What follows is a listing to be transcribed exactly.

## Raw records
++++++
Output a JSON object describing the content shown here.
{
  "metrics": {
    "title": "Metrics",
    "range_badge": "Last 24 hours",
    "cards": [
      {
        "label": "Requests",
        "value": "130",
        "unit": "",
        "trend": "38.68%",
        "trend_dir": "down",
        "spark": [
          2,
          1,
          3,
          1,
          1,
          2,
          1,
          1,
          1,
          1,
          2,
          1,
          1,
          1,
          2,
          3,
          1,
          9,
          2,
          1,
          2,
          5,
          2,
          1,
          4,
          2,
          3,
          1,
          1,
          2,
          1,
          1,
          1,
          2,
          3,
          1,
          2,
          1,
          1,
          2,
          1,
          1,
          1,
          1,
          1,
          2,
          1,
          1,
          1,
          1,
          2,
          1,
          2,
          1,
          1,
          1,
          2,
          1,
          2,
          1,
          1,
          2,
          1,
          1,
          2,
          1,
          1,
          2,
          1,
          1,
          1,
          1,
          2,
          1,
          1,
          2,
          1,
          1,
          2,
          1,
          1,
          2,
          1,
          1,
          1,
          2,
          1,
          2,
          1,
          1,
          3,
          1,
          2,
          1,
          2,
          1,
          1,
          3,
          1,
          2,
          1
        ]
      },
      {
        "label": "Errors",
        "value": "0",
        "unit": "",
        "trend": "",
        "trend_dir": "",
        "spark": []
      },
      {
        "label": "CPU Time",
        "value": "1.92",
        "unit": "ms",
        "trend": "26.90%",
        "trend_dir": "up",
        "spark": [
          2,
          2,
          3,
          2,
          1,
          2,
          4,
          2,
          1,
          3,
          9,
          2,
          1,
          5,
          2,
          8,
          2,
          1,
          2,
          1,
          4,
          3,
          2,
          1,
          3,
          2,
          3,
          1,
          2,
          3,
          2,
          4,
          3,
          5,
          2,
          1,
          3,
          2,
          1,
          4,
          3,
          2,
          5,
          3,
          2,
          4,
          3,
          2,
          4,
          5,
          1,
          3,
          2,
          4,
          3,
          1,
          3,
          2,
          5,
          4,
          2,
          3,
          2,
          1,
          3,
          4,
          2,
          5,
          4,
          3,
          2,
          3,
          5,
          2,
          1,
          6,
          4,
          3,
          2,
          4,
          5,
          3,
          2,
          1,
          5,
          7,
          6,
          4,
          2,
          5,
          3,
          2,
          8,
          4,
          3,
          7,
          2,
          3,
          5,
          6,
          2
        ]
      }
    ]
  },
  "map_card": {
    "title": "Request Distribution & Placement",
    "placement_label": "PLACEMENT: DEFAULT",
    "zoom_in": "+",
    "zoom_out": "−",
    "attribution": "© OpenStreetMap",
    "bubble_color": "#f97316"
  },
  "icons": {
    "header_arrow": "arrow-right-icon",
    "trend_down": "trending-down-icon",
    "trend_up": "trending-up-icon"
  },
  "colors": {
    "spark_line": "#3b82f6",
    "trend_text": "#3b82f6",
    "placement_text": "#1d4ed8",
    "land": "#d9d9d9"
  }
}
++++++
## Worked answer
Output a JSON object describing the content shown here.
{
  "metrics": {
    "title": "Metrics",
    "range_badge": "Last 24 hours",
    "cards": [
      {
        "label": "Requests",
        "value": "130",
        "unit": "",
        "trend": "38.68%",
        "trend_dir": "down",
        "spark": [
          2,
          1,
          3,
          1,
          1,
          2,
          1,
          1,
          1,
          1,
          2,
          1,
          1,
          1,
          2,
          3,
          1,
          9,
          2,
          1,
          2,
          5,
          2,
          1,
          4,
          2,
          3,
          1,
          1,
          2,
          1,
          1,
          1,
          2,
          3,
          1,
          2,
          1,
          1,
          2,
          1,
          1,
          1,
          1,
          1,
          2,
          1,
          1,
          1,
          1,
          2,
          1,
          2,
          1,
          1,
          1,
          2,
          1,
          2,
          1,
          1,
          2,
          1,
          1,
          2,
          1,
          1,
          2,
          1,
          1,
          1,
          1,
          2,
          1,
          1,
          2,
          1,
          1,
          2,
          1,
          1,
          2,
          1,
          1,
          1,
          2,
          1,
          2,
          1,
          1,
          3,
          1,
          2,
          1,
          2,
          1,
          1,
          3,
          1,
          2,
          1
        ]
      },
      {
        "label": "Errors",
        "value": "0",
        "unit": "",
        "trend": "",
        "trend_dir": "",
        "spark": []
      },
      {
        "label": "CPU Time",
        "value": "1.92",
        "unit": "ms",
        "trend": "26.90%",
        "trend_dir": "up",
        "spark": [
          2,
          2,
          3,
          2,
          1,
          2,
          4,
          2,
          1,
          3,
          9,
          2,
          1,
          5,
          2,
          8,
          2,
          1,
          2,
          1,
          4,
          3,
          2,
          1,
          3,
          2,
          3,
          1,
          2,
          3,
          2,
          4,
          3,
          5,
          2,
          1,
          3,
          2,
          1,
          4,
          3,
          2,
          5,
          3,
          2,
          4,
          3,
          2,
          4,
          5,
          1,
          3,
          2,
          4,
          3,
          1,
          3,
          2,
          5,
          4,
          2,
          3,
          2,
          1,
          3,
          4,
          2,
          5,
          4,
          3,
          2,
          3,
          5,
          2,
          1,
          6,
          4,
          3,
          2,
          4,
          5,
          3,
          2,
          1,
          5,
          7,
          6,
          4,
          2,
          5,
          3,
          2,
          8,
          4,
          3,
          7,
          2,
          3,
          5,
          6,
          2
        ]
      }
    ]
  },
  "map_card": {
    "title": "Request Distribution & Placement",
    "placement_label": "PLACEMENT: DEFAULT",
    "zoom_in": "+",
    "zoom_out": "−",
    "attribution": "© OpenStreetMap",
    "bubble_color": "#f97316"
  },
  "icons": {
    "header_arrow": "arrow-right-icon",
    "trend_down": "trending-down-icon",
    "trend_up": "trending-up-icon"
  },
  "colors": {
    "spark_line": "#3b82f6",
    "trend_text": "#3b82f6",
    "placement_text": "#1d4ed8",
    "land": "#d9d9d9"
  }
}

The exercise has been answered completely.